EXERCISE PROMPT
Go through the material and pull out every line with the string "pour" in it.

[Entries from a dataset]
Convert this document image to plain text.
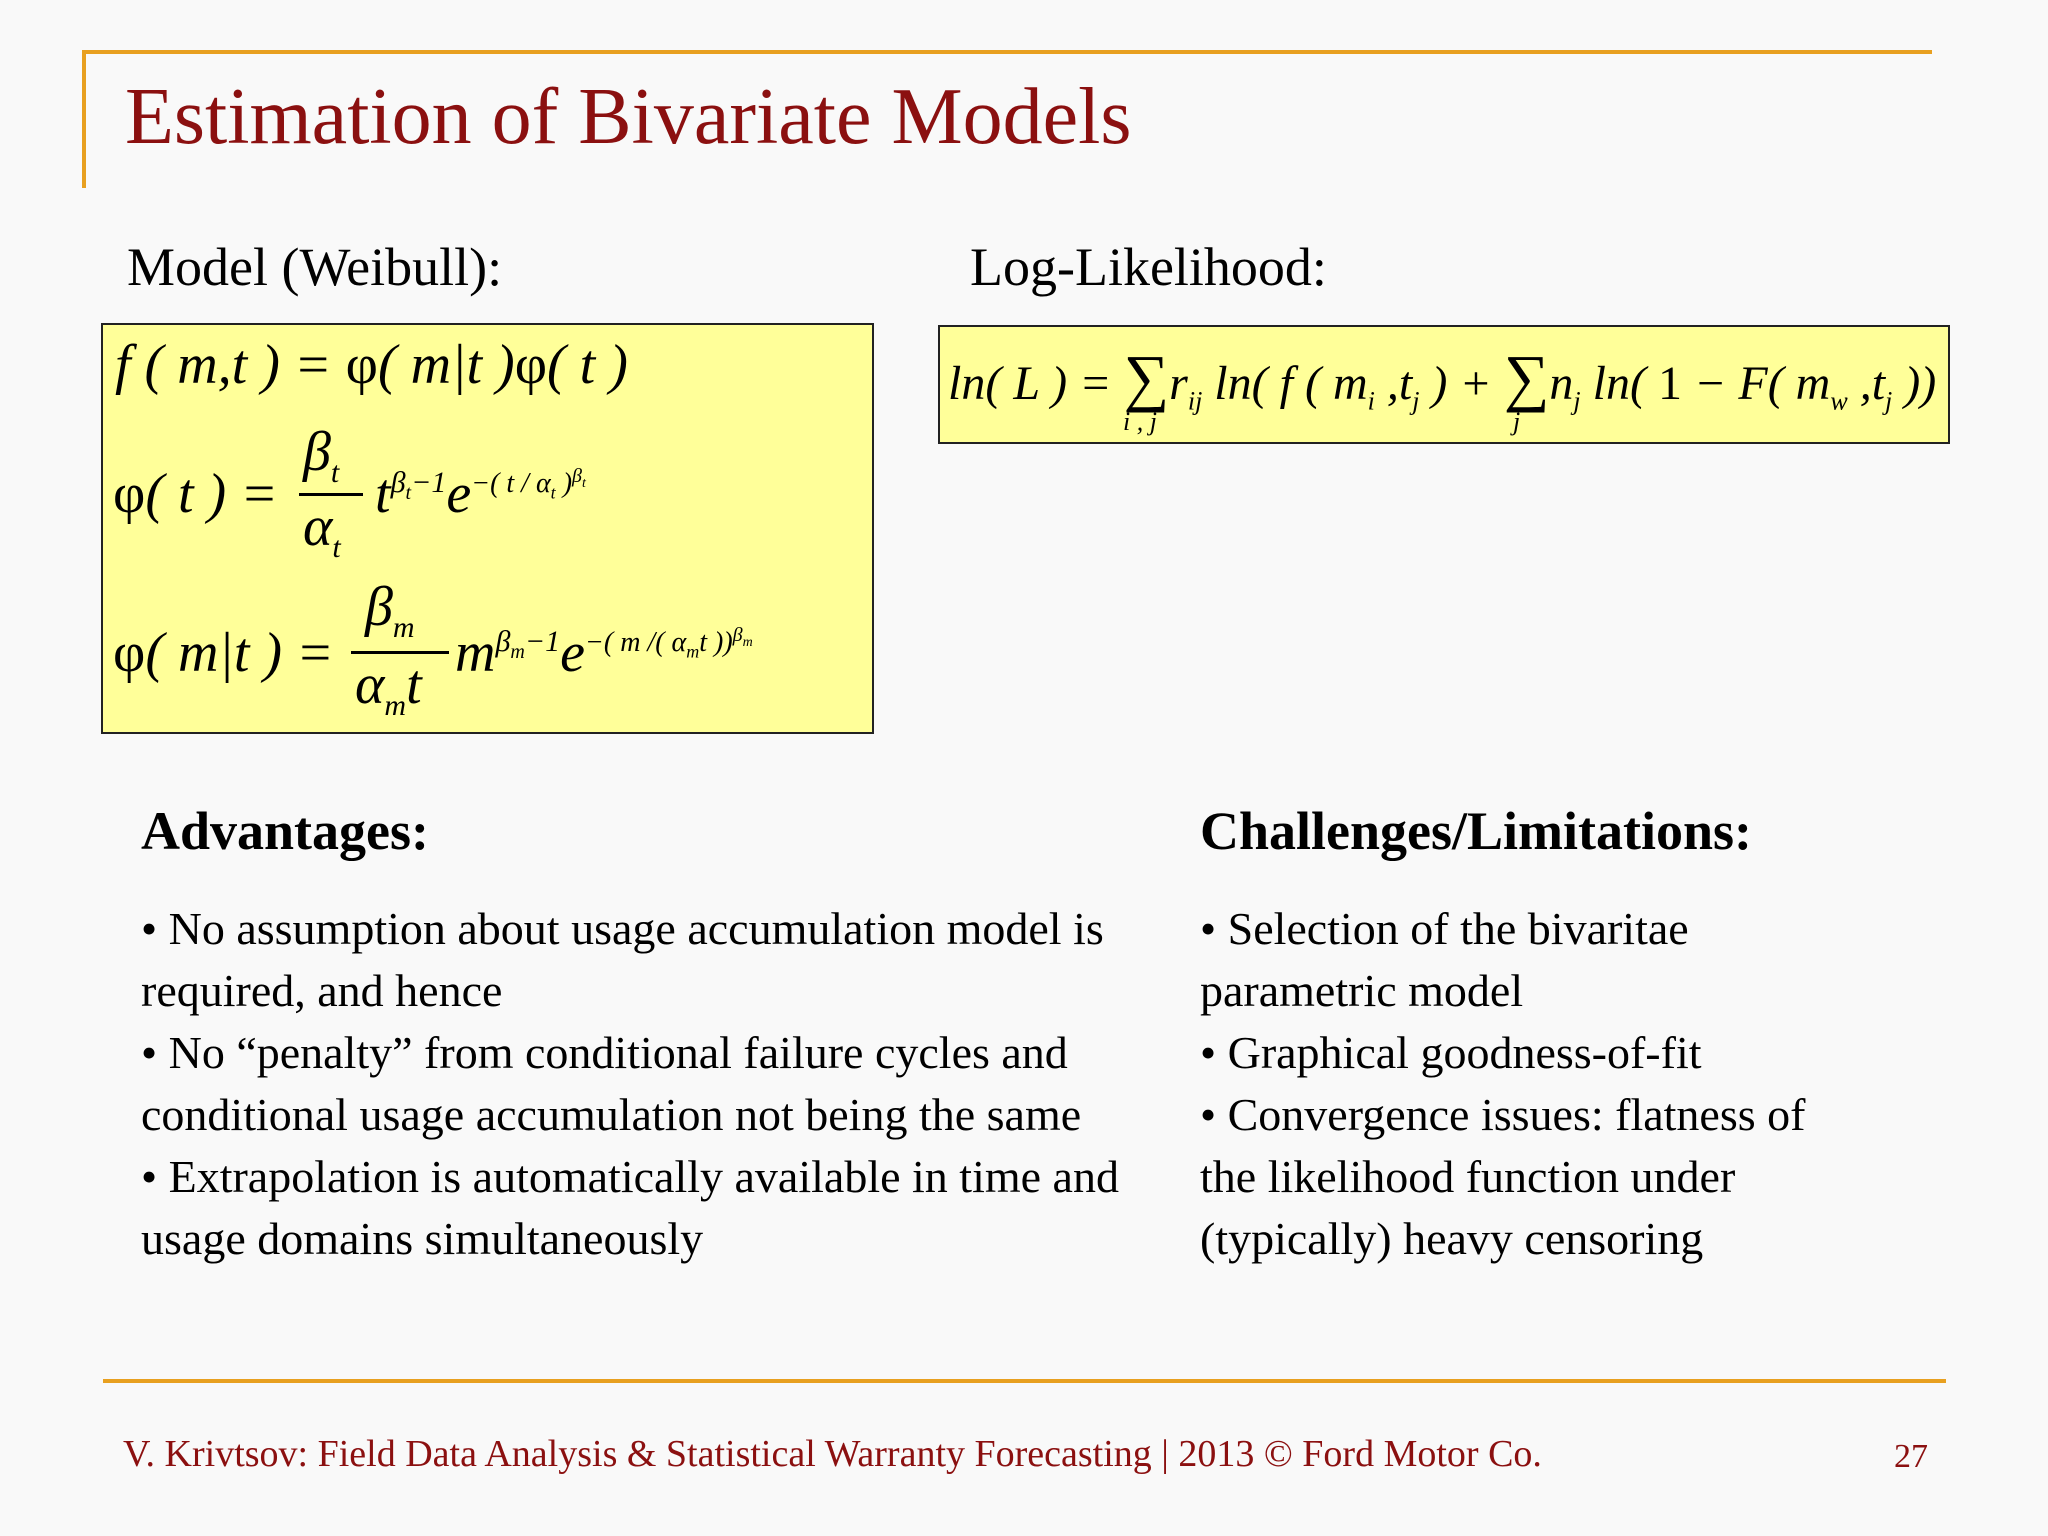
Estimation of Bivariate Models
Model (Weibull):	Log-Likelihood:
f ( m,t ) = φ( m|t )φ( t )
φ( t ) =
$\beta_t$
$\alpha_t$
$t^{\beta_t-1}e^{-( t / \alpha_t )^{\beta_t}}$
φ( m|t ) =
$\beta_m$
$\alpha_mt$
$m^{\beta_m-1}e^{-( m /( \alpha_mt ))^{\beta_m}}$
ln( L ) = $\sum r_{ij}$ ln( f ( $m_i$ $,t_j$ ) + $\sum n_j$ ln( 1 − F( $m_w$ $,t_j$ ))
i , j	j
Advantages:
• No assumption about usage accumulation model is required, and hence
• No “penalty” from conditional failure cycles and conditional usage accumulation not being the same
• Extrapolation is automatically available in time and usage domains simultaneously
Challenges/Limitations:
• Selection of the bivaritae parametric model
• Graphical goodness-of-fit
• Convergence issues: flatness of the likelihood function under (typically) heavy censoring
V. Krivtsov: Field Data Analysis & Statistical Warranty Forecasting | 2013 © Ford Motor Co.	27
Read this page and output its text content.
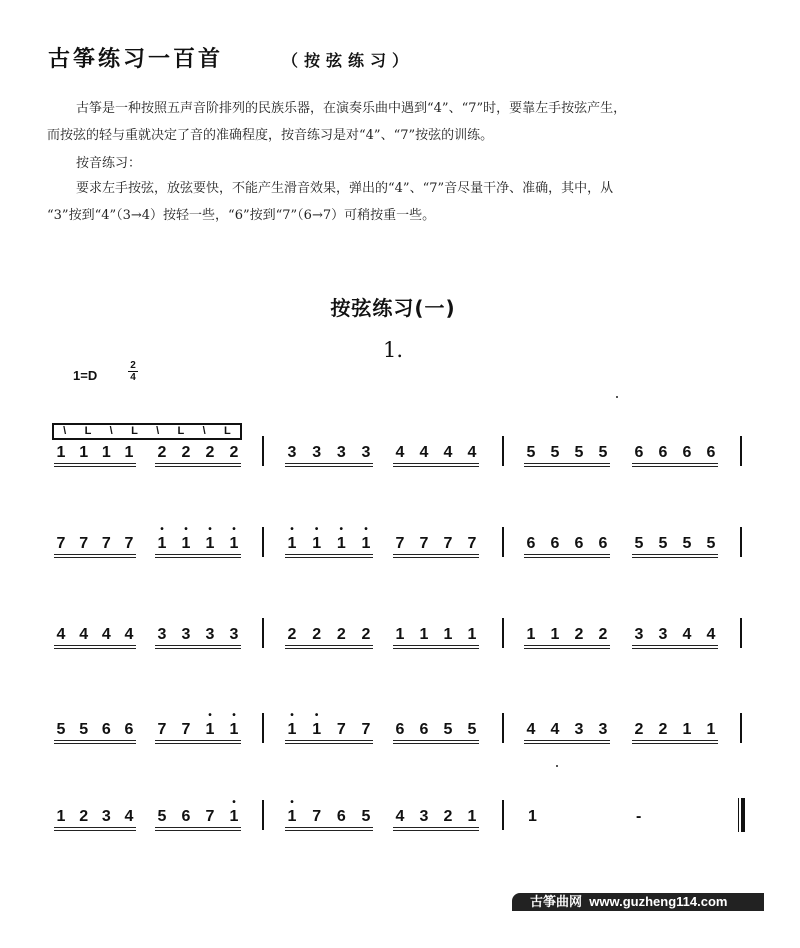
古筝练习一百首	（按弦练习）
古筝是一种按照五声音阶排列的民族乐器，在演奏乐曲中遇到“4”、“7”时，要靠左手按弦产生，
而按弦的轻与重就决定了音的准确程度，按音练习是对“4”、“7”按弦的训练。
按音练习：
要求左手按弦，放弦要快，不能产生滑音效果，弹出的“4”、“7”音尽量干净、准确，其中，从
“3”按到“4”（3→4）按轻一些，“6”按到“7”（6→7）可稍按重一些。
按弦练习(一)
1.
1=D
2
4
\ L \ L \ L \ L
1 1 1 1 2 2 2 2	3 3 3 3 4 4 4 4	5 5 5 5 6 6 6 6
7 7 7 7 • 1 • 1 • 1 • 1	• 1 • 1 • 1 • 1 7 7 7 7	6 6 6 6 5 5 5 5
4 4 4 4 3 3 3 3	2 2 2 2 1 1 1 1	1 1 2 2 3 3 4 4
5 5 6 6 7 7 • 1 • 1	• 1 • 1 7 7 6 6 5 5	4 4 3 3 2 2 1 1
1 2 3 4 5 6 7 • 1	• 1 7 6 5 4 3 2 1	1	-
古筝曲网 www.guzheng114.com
--
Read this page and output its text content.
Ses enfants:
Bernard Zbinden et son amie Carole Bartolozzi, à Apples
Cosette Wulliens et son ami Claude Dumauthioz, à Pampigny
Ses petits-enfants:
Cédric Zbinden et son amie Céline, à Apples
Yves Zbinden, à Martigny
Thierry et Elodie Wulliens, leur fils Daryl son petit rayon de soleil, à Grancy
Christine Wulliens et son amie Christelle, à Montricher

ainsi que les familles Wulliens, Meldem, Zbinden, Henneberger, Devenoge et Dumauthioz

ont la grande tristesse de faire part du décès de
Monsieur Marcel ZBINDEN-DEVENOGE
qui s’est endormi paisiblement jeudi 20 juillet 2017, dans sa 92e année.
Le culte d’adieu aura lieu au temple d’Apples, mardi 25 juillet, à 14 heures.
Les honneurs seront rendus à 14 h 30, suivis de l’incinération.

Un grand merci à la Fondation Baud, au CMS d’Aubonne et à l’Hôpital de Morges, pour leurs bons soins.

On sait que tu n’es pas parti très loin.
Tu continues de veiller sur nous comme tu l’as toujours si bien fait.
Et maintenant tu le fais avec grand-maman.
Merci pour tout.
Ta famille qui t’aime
--
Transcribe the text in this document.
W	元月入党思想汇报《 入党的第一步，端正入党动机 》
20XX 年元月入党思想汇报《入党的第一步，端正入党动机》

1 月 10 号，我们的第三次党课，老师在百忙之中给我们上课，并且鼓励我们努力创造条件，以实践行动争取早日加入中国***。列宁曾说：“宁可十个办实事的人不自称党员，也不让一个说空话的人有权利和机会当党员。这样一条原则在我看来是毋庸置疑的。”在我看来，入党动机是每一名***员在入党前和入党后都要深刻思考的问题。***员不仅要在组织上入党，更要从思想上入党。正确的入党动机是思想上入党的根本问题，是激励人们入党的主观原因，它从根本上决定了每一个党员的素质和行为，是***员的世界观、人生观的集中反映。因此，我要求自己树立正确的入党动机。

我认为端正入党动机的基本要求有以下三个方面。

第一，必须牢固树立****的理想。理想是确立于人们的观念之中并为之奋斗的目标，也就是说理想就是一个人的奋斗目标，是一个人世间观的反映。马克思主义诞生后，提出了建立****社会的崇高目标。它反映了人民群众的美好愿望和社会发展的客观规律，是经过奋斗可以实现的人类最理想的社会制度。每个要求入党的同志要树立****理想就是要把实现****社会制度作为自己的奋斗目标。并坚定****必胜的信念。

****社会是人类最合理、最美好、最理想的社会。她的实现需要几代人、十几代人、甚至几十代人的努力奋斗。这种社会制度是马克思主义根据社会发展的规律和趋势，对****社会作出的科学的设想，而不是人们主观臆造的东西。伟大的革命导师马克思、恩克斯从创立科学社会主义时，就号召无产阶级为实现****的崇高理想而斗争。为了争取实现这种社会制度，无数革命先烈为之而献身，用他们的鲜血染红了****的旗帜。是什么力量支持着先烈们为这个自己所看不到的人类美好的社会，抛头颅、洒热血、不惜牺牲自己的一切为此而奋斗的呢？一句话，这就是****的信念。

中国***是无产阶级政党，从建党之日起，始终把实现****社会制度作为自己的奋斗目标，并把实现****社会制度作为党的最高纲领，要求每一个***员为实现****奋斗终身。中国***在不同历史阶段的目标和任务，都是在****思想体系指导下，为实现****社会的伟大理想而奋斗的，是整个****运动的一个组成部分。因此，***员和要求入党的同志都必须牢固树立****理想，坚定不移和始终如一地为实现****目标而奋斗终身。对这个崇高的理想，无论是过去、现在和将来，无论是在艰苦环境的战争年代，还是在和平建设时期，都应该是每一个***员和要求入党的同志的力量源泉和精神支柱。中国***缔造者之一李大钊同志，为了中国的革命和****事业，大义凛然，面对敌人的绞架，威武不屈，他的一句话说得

EXPECTED ANSWER
Un grand merci à la Fondation Baud, au CMS d’Aubonne et à l’Hôpital de Morges, pour leurs bons soins.
Merci pour tout.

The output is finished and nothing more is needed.